Exercise instructions
• A. Pull out the part of the Glencoe passage that begins at the words "It was in Glencoe, in" and ends after "in serious trouble.", copying it word for word.
• B. Rewrite the rows from the first one through the row containing "x-tick-label: 36 [1886,1128,1943,1190]", both included, changing every "y-tick-label" to "y-axis-label" and keeping everything else the same. Return only those rows.

Document excerpt
What do you mean you’ve never heard of it? I’m sure I have mentioned my contribution to King o the Midden, an anthology of poems for children in Scots.

It was in Glencoe, in the mid-1990s, that the line “Had masel a honkin, mingin, bowfin, hingin bacon roll” first came to me. It was inspired by an elegant second-year pupil, one of a party some colleagues and I had taken camping. Visually she kept up appearances, at one point scanning an open field and asking if there was anywhere she could plug in a hairdryer. It was when she opened her mouth that the air of grace was shattered, especially when her fellow campers’ attempts at cooking had been less than successful.

Glencoe inspires far nobler feelings in me than are suggested by the “Bacon Roll” lines, but I have never attempted to put them into verse. I love the feeling that human beings are there on sufferance. Disrespect the weather or the terrain and you will find yourself in serious trouble.

Dataset extract

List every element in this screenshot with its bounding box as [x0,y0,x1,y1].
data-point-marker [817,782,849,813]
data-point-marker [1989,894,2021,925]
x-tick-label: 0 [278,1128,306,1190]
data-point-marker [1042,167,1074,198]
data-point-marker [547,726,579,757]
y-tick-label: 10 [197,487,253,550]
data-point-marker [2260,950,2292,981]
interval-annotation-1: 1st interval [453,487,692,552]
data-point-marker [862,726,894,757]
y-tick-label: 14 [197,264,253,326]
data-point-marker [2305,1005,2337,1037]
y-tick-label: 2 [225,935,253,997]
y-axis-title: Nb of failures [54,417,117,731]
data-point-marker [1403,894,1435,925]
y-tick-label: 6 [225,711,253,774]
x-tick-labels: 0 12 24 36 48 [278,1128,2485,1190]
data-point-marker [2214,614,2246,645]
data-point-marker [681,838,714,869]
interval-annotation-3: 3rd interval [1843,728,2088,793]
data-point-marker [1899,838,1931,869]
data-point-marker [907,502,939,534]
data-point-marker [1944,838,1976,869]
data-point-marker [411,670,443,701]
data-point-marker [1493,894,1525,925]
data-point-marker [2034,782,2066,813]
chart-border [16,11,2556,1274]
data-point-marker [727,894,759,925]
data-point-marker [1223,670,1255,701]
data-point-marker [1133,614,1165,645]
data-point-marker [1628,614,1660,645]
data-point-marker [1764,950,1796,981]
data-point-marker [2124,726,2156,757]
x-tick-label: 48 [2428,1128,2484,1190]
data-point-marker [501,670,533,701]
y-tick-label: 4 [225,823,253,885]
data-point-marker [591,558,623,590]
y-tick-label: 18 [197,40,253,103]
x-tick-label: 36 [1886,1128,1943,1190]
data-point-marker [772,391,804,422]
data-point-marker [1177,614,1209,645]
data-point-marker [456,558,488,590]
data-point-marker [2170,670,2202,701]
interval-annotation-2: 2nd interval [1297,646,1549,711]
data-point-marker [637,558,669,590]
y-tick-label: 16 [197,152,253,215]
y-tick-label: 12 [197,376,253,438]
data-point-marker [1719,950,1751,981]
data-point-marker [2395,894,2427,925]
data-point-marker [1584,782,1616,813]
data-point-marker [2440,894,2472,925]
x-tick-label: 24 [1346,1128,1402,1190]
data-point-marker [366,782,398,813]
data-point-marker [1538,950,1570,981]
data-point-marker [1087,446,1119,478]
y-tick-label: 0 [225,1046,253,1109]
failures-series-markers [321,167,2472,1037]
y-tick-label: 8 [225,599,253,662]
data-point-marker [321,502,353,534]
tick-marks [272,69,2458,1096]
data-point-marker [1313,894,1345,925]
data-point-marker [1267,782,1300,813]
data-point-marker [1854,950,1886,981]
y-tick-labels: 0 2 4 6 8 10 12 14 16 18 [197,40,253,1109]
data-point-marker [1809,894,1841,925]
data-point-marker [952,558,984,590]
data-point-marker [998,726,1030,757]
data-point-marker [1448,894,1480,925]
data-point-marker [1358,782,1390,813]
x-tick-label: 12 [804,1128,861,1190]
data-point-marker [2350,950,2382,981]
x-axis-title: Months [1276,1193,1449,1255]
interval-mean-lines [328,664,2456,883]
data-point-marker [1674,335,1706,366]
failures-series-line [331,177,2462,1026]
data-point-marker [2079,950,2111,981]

Per-task outputs
• A.
It was in Glencoe, in the mid-1990s, that the line “Had masel a honkin, mingin, bowfin, hingin bacon roll” first came to me. It was inspired by an elegant second-year pupil, one of a party some colleagues and I had taken camping. Visually she kept up appearances, at one point scanning an open field and asking if there was anywhere she could plug in a hairdryer. It was when she opened her mouth that the air of grace was shattered, especially when her fellow campers’ attempts at cooking had been less than successful.

Glencoe inspires far nobler feelings in me than are suggested by the “Bacon Roll” lines, but I have never attempted to put them into verse. I love the feeling that human beings are there on sufferance. Disrespect the weather or the terrain and you will find yourself in serious trouble.

• B.
List every element in this screenshot with its bounding box as [x0,y0,x1,y1].
data-point-marker [817,782,849,813]
data-point-marker [1989,894,2021,925]
x-tick-label: 0 [278,1128,306,1190]
data-point-marker [1042,167,1074,198]
data-point-marker [547,726,579,757]
y-axis-label: 10 [197,487,253,550]
data-point-marker [2260,950,2292,981]
interval-annotation-1: 1st interval [453,487,692,552]
data-point-marker [862,726,894,757]
y-axis-label: 14 [197,264,253,326]
data-point-marker [2305,1005,2337,1037]
y-axis-label: 2 [225,935,253,997]
y-axis-title: Nb of failures [54,417,117,731]
data-point-marker [1403,894,1435,925]
y-axis-label: 6 [225,711,253,774]
x-tick-labels: 0 12 24 36 48 [278,1128,2485,1190]
data-point-marker [2214,614,2246,645]
data-point-marker [681,838,714,869]
interval-annotation-3: 3rd interval [1843,728,2088,793]
data-point-marker [1899,838,1931,869]
data-point-marker [907,502,939,534]
data-point-marker [1944,838,1976,869]
data-point-marker [411,670,443,701]
data-point-marker [1493,894,1525,925]
data-point-marker [2034,782,2066,813]
chart-border [16,11,2556,1274]
data-point-marker [727,894,759,925]
data-point-marker [1223,670,1255,701]
data-point-marker [1133,614,1165,645]
data-point-marker [1628,614,1660,645]
data-point-marker [1764,950,1796,981]
data-point-marker [2124,726,2156,757]
x-tick-label: 48 [2428,1128,2484,1190]
data-point-marker [501,670,533,701]
y-axis-label: 4 [225,823,253,885]
data-point-marker [591,558,623,590]
y-axis-label: 18 [197,40,253,103]
x-tick-label: 36 [1886,1128,1943,1190]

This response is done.